**TASK DIRECTIONS:** In the listing below, how many lines contain the word "color"? Please respond with the number only.

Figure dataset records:
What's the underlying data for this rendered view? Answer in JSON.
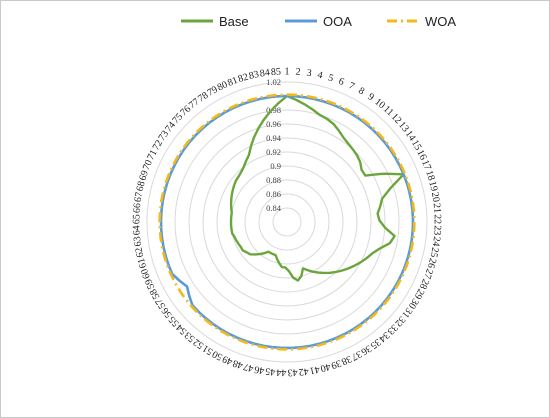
{
  "chart_data": {
    "type": "radar",
    "title": "",
    "categories": [
      "1",
      "2",
      "3",
      "4",
      "5",
      "6",
      "7",
      "8",
      "9",
      "10",
      "11",
      "12",
      "13",
      "14",
      "15",
      "16",
      "17",
      "18",
      "19",
      "20",
      "21",
      "22",
      "23",
      "24",
      "25",
      "26",
      "27",
      "28",
      "29",
      "30",
      "31",
      "32",
      "33",
      "34",
      "35",
      "36",
      "37",
      "38",
      "39",
      "40",
      "41",
      "42",
      "43",
      "44",
      "45",
      "46",
      "47",
      "48",
      "49",
      "50",
      "51",
      "52",
      "53",
      "54",
      "55",
      "56",
      "57",
      "58",
      "59",
      "60",
      "61",
      "62",
      "63",
      "64",
      "65",
      "66",
      "67",
      "68",
      "69",
      "70",
      "71",
      "72",
      "73",
      "74",
      "75",
      "76",
      "77",
      "78",
      "79",
      "80",
      "81",
      "82",
      "83",
      "84",
      "85"
    ],
    "rticks": [
      0.84,
      0.86,
      0.88,
      0.9,
      0.92,
      0.94,
      0.96,
      0.98,
      1.02
    ],
    "rlim": [
      0.82,
      1.02
    ],
    "series": [
      {
        "name": "Base",
        "color": "#6aa63c",
        "style": "solid",
        "values": [
          1.0,
          0.995,
          0.99,
          0.985,
          0.98,
          0.978,
          0.975,
          0.97,
          0.965,
          0.962,
          0.96,
          0.958,
          0.955,
          0.95,
          0.95,
          0.975,
          1.0,
          0.975,
          0.96,
          0.955,
          0.95,
          0.952,
          0.96,
          0.975,
          0.97,
          0.958,
          0.95,
          0.945,
          0.94,
          0.935,
          0.93,
          0.925,
          0.92,
          0.915,
          0.91,
          0.905,
          0.9,
          0.895,
          0.89,
          0.9,
          0.905,
          0.9,
          0.89,
          0.885,
          0.885,
          0.88,
          0.875,
          0.87,
          0.87,
          0.87,
          0.87,
          0.875,
          0.88,
          0.885,
          0.89,
          0.892,
          0.895,
          0.895,
          0.896,
          0.897,
          0.898,
          0.9,
          0.9,
          0.9,
          0.9,
          0.9,
          0.9,
          0.902,
          0.904,
          0.906,
          0.908,
          0.91,
          0.912,
          0.914,
          0.915,
          0.917,
          0.92,
          0.925,
          0.93,
          0.94,
          0.95,
          0.96,
          0.97,
          0.98,
          0.99
        ]
      },
      {
        "name": "OOA",
        "color": "#5b9bd5",
        "style": "solid",
        "values": [
          1.0,
          1.0,
          1.0,
          1.0,
          1.0,
          1.0,
          1.0,
          1.0,
          1.0,
          1.0,
          1.0,
          1.0,
          1.0,
          1.0,
          1.0,
          1.0,
          1.0,
          1.0,
          1.0,
          1.0,
          1.0,
          1.0,
          1.0,
          1.0,
          1.0,
          1.0,
          1.0,
          1.0,
          1.0,
          1.0,
          1.0,
          1.0,
          1.0,
          1.0,
          1.0,
          1.0,
          1.0,
          1.0,
          1.0,
          1.0,
          1.0,
          1.0,
          1.0,
          1.0,
          1.0,
          1.0,
          1.0,
          1.0,
          1.0,
          1.0,
          1.0,
          1.0,
          1.0,
          1.0,
          1.0,
          0.995,
          0.99,
          0.995,
          1.0,
          1.0,
          1.0,
          1.0,
          1.0,
          1.0,
          1.0,
          1.0,
          1.0,
          1.0,
          1.0,
          1.0,
          1.0,
          1.0,
          1.0,
          1.0,
          1.0,
          1.0,
          1.0,
          1.0,
          1.0,
          1.0,
          1.0,
          1.0,
          1.0,
          1.0,
          1.0
        ]
      },
      {
        "name": "WOA",
        "color": "#f2b81d",
        "style": "dashdot",
        "values": [
          1.002,
          1.002,
          1.002,
          1.002,
          1.002,
          1.002,
          1.002,
          1.002,
          1.002,
          1.002,
          1.002,
          1.002,
          1.002,
          1.002,
          1.002,
          1.002,
          1.002,
          1.002,
          1.002,
          1.002,
          1.002,
          1.002,
          1.002,
          1.002,
          1.002,
          1.002,
          1.002,
          1.002,
          1.002,
          1.002,
          1.002,
          1.002,
          1.002,
          1.002,
          1.002,
          1.002,
          1.002,
          1.002,
          1.002,
          1.002,
          1.002,
          1.002,
          1.002,
          1.002,
          1.002,
          1.002,
          1.002,
          1.002,
          1.002,
          1.002,
          1.002,
          1.002,
          1.002,
          1.002,
          1.002,
          1.002,
          1.002,
          1.002,
          1.002,
          1.002,
          1.002,
          1.002,
          1.002,
          1.002,
          1.002,
          1.002,
          1.002,
          1.002,
          1.002,
          1.002,
          1.002,
          1.002,
          1.002,
          1.002,
          1.002,
          1.002,
          1.002,
          1.002,
          1.002,
          1.002,
          1.002,
          1.002,
          1.002,
          1.002,
          1.002
        ]
      }
    ],
    "legend": {
      "position": "top-right"
    },
    "grid": true
  }
}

**RESPONSE:** 3